[Written problem]
Set each entry down verbatim, omitting images.

[Dataset rows]

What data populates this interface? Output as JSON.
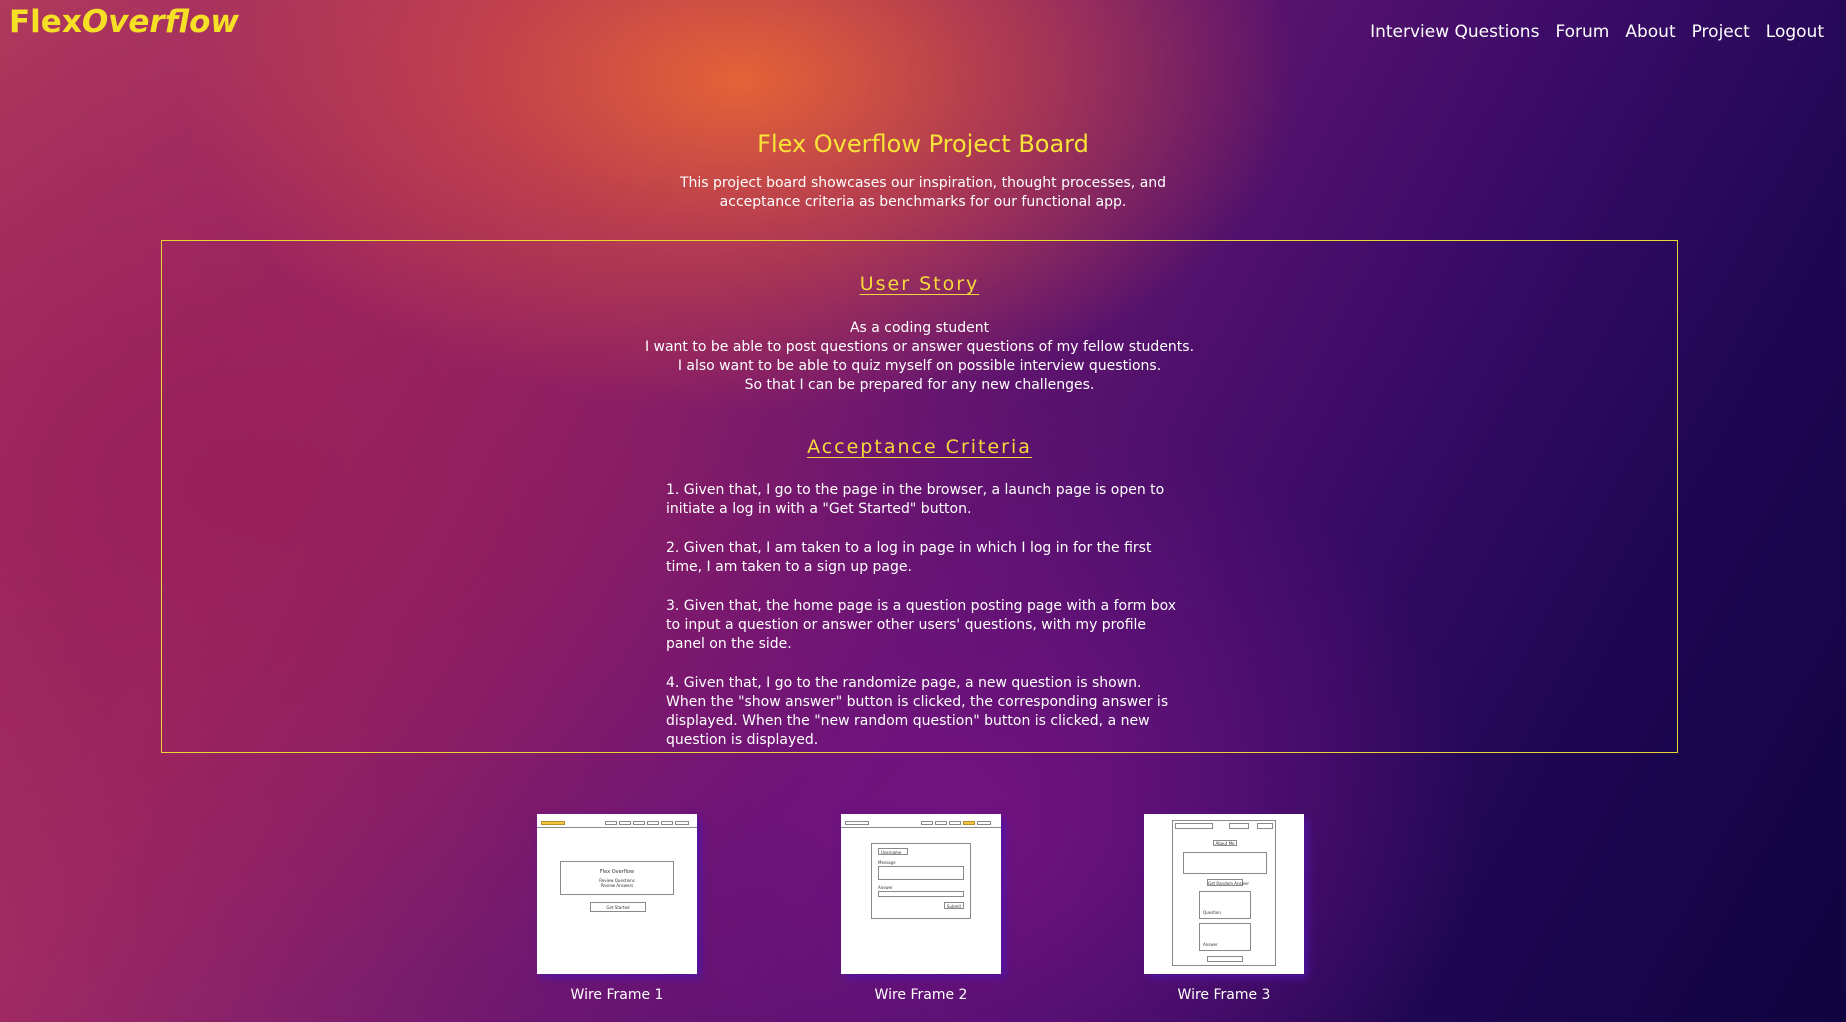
{
  "brand": {
    "part1": "Flex",
    "part2": "Overflow"
  },
  "nav": {
    "items": [
      {
        "label": "Interview Questions"
      },
      {
        "label": "Forum"
      },
      {
        "label": "About"
      },
      {
        "label": "Project"
      },
      {
        "label": "Logout"
      }
    ]
  },
  "header": {
    "title": "Flex Overflow Project Board",
    "intro": "This project board showcases our inspiration, thought processes, and acceptance criteria as benchmarks for our functional app."
  },
  "user_story": {
    "heading": "User Story",
    "lines": [
      "As a coding student",
      "I want to be able to post questions or answer questions of my fellow students.",
      "I also want to be able to quiz myself on possible interview questions.",
      "So that I can be prepared for any new challenges."
    ]
  },
  "acceptance": {
    "heading": "Acceptance Criteria",
    "items": [
      "1. Given that, I go to the page in the browser, a launch page is open to initiate a log in with a \"Get Started\" button.",
      "2. Given that, I am taken to a log in page in which I log in for the first time, I am taken to a sign up page.",
      "3. Given that, the home page is a question posting page with a form box to input a question or answer other users' questions, with my profile panel on the side.",
      "4. Given that, I go to the randomize page, a new question is shown. When the \"show answer\" button is clicked, the corresponding answer is displayed. When the \"new random question\" button is clicked, a new question is displayed."
    ]
  },
  "wireframes": [
    {
      "caption": "Wire Frame 1",
      "sketch": {
        "title": "Flex Overflow",
        "sub1": "Review Questions",
        "sub2": "Review Answers",
        "button": "Get Started"
      }
    },
    {
      "caption": "Wire Frame 2",
      "sketch": {
        "field1": "Username",
        "field2": "Message",
        "field3": "Answer",
        "button": "Submit"
      }
    },
    {
      "caption": "Wire Frame 3",
      "sketch": {
        "heading": "About Me",
        "button": "Get Random Answer",
        "label1": "Question",
        "label2": "Answer"
      }
    }
  ],
  "colors": {
    "accent": "#f5e026",
    "border": "#e8d631",
    "text": "#ffffff",
    "background_warm": "#e86634",
    "background_dark": "#0f0440"
  }
}
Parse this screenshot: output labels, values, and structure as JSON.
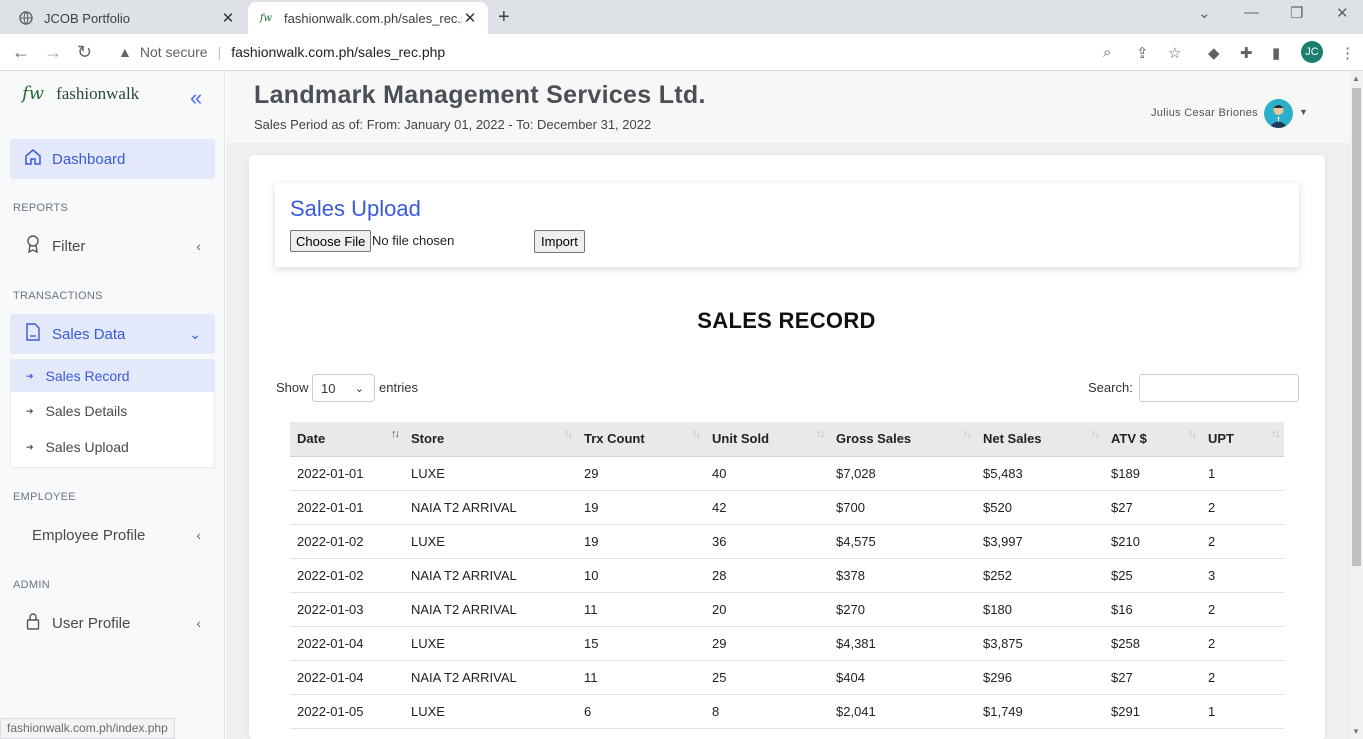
{
  "browser": {
    "tabs": [
      {
        "title": "JCOB Portfolio",
        "active": false
      },
      {
        "title": "fashionwalk.com.ph/sales_rec.php",
        "active": true
      }
    ],
    "not_secure": "Not secure",
    "url": "fashionwalk.com.ph/sales_rec.php",
    "profile_initials": "JC",
    "status_url": "fashionwalk.com.ph/index.php"
  },
  "sidebar": {
    "brand_logo": "fw",
    "brand_name": "fashionwalk",
    "dashboard": "Dashboard",
    "sections": {
      "reports": "REPORTS",
      "transactions": "TRANSACTIONS",
      "employee": "EMPLOYEE",
      "admin": "ADMIN"
    },
    "filter": "Filter",
    "sales_data": "Sales Data",
    "sub_items": [
      "Sales Record",
      "Sales Details",
      "Sales Upload"
    ],
    "employee_profile": "Employee Profile",
    "user_profile": "User Profile"
  },
  "header": {
    "title": "Landmark Management Services Ltd.",
    "period": "Sales Period as of: From: January 01, 2022 - To: December 31, 2022",
    "user_name": "Julius Cesar Briones"
  },
  "upload": {
    "title": "Sales Upload",
    "choose_label": "Choose File",
    "no_file": "No file chosen",
    "import_label": "Import"
  },
  "records": {
    "title": "SALES RECORD",
    "show_label": "Show",
    "page_length": "10",
    "entries_label": "entries",
    "search_label": "Search:",
    "columns": [
      "Date",
      "Store",
      "Trx Count",
      "Unit Sold",
      "Gross Sales",
      "Net Sales",
      "ATV $",
      "UPT"
    ],
    "rows": [
      [
        "2022-01-01",
        "LUXE",
        "29",
        "40",
        "$7,028",
        "$5,483",
        "$189",
        "1"
      ],
      [
        "2022-01-01",
        "NAIA T2 ARRIVAL",
        "19",
        "42",
        "$700",
        "$520",
        "$27",
        "2"
      ],
      [
        "2022-01-02",
        "LUXE",
        "19",
        "36",
        "$4,575",
        "$3,997",
        "$210",
        "2"
      ],
      [
        "2022-01-02",
        "NAIA T2 ARRIVAL",
        "10",
        "28",
        "$378",
        "$252",
        "$25",
        "3"
      ],
      [
        "2022-01-03",
        "NAIA T2 ARRIVAL",
        "11",
        "20",
        "$270",
        "$180",
        "$16",
        "2"
      ],
      [
        "2022-01-04",
        "LUXE",
        "15",
        "29",
        "$4,381",
        "$3,875",
        "$258",
        "2"
      ],
      [
        "2022-01-04",
        "NAIA T2 ARRIVAL",
        "11",
        "25",
        "$404",
        "$296",
        "$27",
        "2"
      ],
      [
        "2022-01-05",
        "LUXE",
        "6",
        "8",
        "$2,041",
        "$1,749",
        "$291",
        "1"
      ]
    ]
  },
  "colors": {
    "accent": "#3a5bd9",
    "active_bg": "#e3e8fb"
  }
}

[The reply]
What data populates this interface? Output as JSON.
{
  "brand": {
    "part1": "Flex",
    "part2": "Overflow"
  },
  "nav": {
    "items": [
      {
        "label": "Interview Questions"
      },
      {
        "label": "Forum"
      },
      {
        "label": "About"
      },
      {
        "label": "Project"
      },
      {
        "label": "Logout"
      }
    ]
  },
  "header": {
    "title": "Flex Overflow Project Board",
    "intro": "This project board showcases our inspiration, thought processes, and acceptance criteria as benchmarks for our functional app."
  },
  "user_story": {
    "heading": "User Story",
    "lines": [
      "As a coding student",
      "I want to be able to post questions or answer questions of my fellow students.",
      "I also want to be able to quiz myself on possible interview questions.",
      "So that I can be prepared for any new challenges."
    ]
  },
  "acceptance": {
    "heading": "Acceptance Criteria",
    "items": [
      "1. Given that, I go to the page in the browser, a launch page is open to initiate a log in with a \"Get Started\" button.",
      "2. Given that, I am taken to a log in page in which I log in for the first time, I am taken to a sign up page.",
      "3. Given that, the home page is a question posting page with a form box to input a question or answer other users' questions, with my profile panel on the side.",
      "4. Given that, I go to the randomize page, a new question is shown. When the \"show answer\" button is clicked, the corresponding answer is displayed. When the \"new random question\" button is clicked, a new question is displayed."
    ]
  },
  "wireframes": [
    {
      "caption": "Wire Frame 1",
      "sketch": {
        "title": "Flex Overflow",
        "sub1": "Review Questions",
        "sub2": "Review Answers",
        "button": "Get Started"
      }
    },
    {
      "caption": "Wire Frame 2",
      "sketch": {
        "field1": "Username",
        "field2": "Message",
        "field3": "Answer",
        "button": "Submit"
      }
    },
    {
      "caption": "Wire Frame 3",
      "sketch": {
        "heading": "About Me",
        "button": "Get Random Answer",
        "label1": "Question",
        "label2": "Answer"
      }
    }
  ],
  "colors": {
    "accent": "#f5e026",
    "border": "#e8d631",
    "text": "#ffffff",
    "background_warm": "#e86634",
    "background_dark": "#0f0440"
  }
}
Parse this screenshot: output labels, values, and structure as JSON.
{
  "browser": {
    "tabs": [
      {
        "title": "JCOB Portfolio",
        "active": false
      },
      {
        "title": "fashionwalk.com.ph/sales_rec.php",
        "active": true
      }
    ],
    "not_secure": "Not secure",
    "url": "fashionwalk.com.ph/sales_rec.php",
    "profile_initials": "JC",
    "status_url": "fashionwalk.com.ph/index.php"
  },
  "sidebar": {
    "brand_logo": "fw",
    "brand_name": "fashionwalk",
    "dashboard": "Dashboard",
    "sections": {
      "reports": "REPORTS",
      "transactions": "TRANSACTIONS",
      "employee": "EMPLOYEE",
      "admin": "ADMIN"
    },
    "filter": "Filter",
    "sales_data": "Sales Data",
    "sub_items": [
      "Sales Record",
      "Sales Details",
      "Sales Upload"
    ],
    "employee_profile": "Employee Profile",
    "user_profile": "User Profile"
  },
  "header": {
    "title": "Landmark Management Services Ltd.",
    "period": "Sales Period as of: From: January 01, 2022 - To: December 31, 2022",
    "user_name": "Julius Cesar Briones"
  },
  "upload": {
    "title": "Sales Upload",
    "choose_label": "Choose File",
    "no_file": "No file chosen",
    "import_label": "Import"
  },
  "records": {
    "title": "SALES RECORD",
    "show_label": "Show",
    "page_length": "10",
    "entries_label": "entries",
    "search_label": "Search:",
    "columns": [
      "Date",
      "Store",
      "Trx Count",
      "Unit Sold",
      "Gross Sales",
      "Net Sales",
      "ATV $",
      "UPT"
    ],
    "rows": [
      [
        "2022-01-01",
        "LUXE",
        "29",
        "40",
        "$7,028",
        "$5,483",
        "$189",
        "1"
      ],
      [
        "2022-01-01",
        "NAIA T2 ARRIVAL",
        "19",
        "42",
        "$700",
        "$520",
        "$27",
        "2"
      ],
      [
        "2022-01-02",
        "LUXE",
        "19",
        "36",
        "$4,575",
        "$3,997",
        "$210",
        "2"
      ],
      [
        "2022-01-02",
        "NAIA T2 ARRIVAL",
        "10",
        "28",
        "$378",
        "$252",
        "$25",
        "3"
      ],
      [
        "2022-01-03",
        "NAIA T2 ARRIVAL",
        "11",
        "20",
        "$270",
        "$180",
        "$16",
        "2"
      ],
      [
        "2022-01-04",
        "LUXE",
        "15",
        "29",
        "$4,381",
        "$3,875",
        "$258",
        "2"
      ],
      [
        "2022-01-04",
        "NAIA T2 ARRIVAL",
        "11",
        "25",
        "$404",
        "$296",
        "$27",
        "2"
      ],
      [
        "2022-01-05",
        "LUXE",
        "6",
        "8",
        "$2,041",
        "$1,749",
        "$291",
        "1"
      ]
    ]
  },
  "colors": {
    "accent": "#3a5bd9",
    "active_bg": "#e3e8fb"
  }
}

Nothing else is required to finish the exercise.